Stored records:
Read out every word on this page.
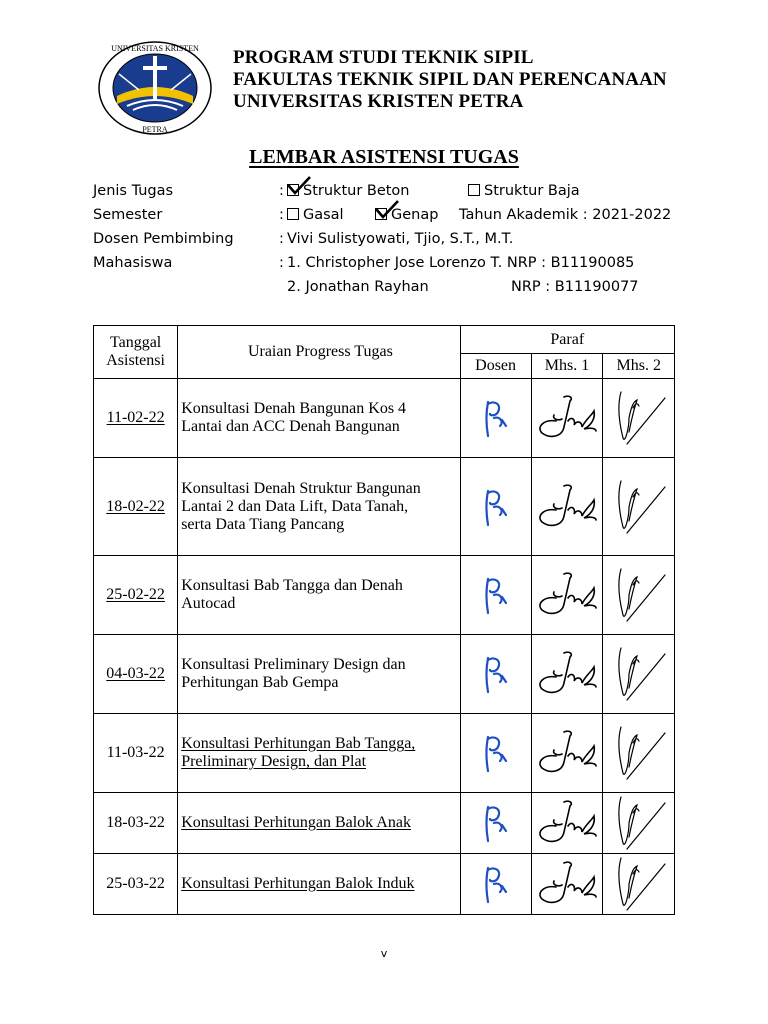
UNIVERSITAS KRISTEN
PETRA
PROGRAM STUDI TEKNIK SIPIL
FAKULTAS TEKNIK SIPIL DAN PERENCANAAN
UNIVERSITAS KRISTEN PETRA
LEMBAR ASISTENSI TUGAS
Jenis Tugas	:	Struktur Beton	Struktur Baja
Semester	:	Gasal	Genap Tahun Akademik : 2021-2022
Dosen Pembimbing	: Vivi Sulistyowati, Tjio, S.T., M.T.
Mahasiswa	: 1. Christopher Jose Lorenzo T. NRP : B11190085
2. Jonathan Rayhan	NRP : B11190077
Tanggal
Asistensi	Uraian Progress Tugas	Paraf		
		Dosen	Mhs. 1	Mhs. 2
11-02-22	Konsultasi Denah Bangunan Kos 4
Lantai dan ACC Denah Bangunan

18-02-22	Konsultasi Denah Struktur Bangunan
Lantai 2 dan Data Lift, Data Tanah,
serta Data Tiang Pancang

25-02-22	Konsultasi Bab Tangga dan Denah
Autocad

04-03-22	Konsultasi Preliminary Design dan
Perhitungan Bab Gempa

11-03-22	Konsultasi Perhitungan Bab Tangga,
Preliminary Design, dan Plat

18-03-22	Konsultasi Perhitungan Balok Anak

25-03-22	Konsultasi Perhitungan Balok Induk

v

WHAT TO WORK ON:
Above are some records. Report the number of their lines that include "Lantai", and add nothing else.

ANSWER FOR THE TASK:
2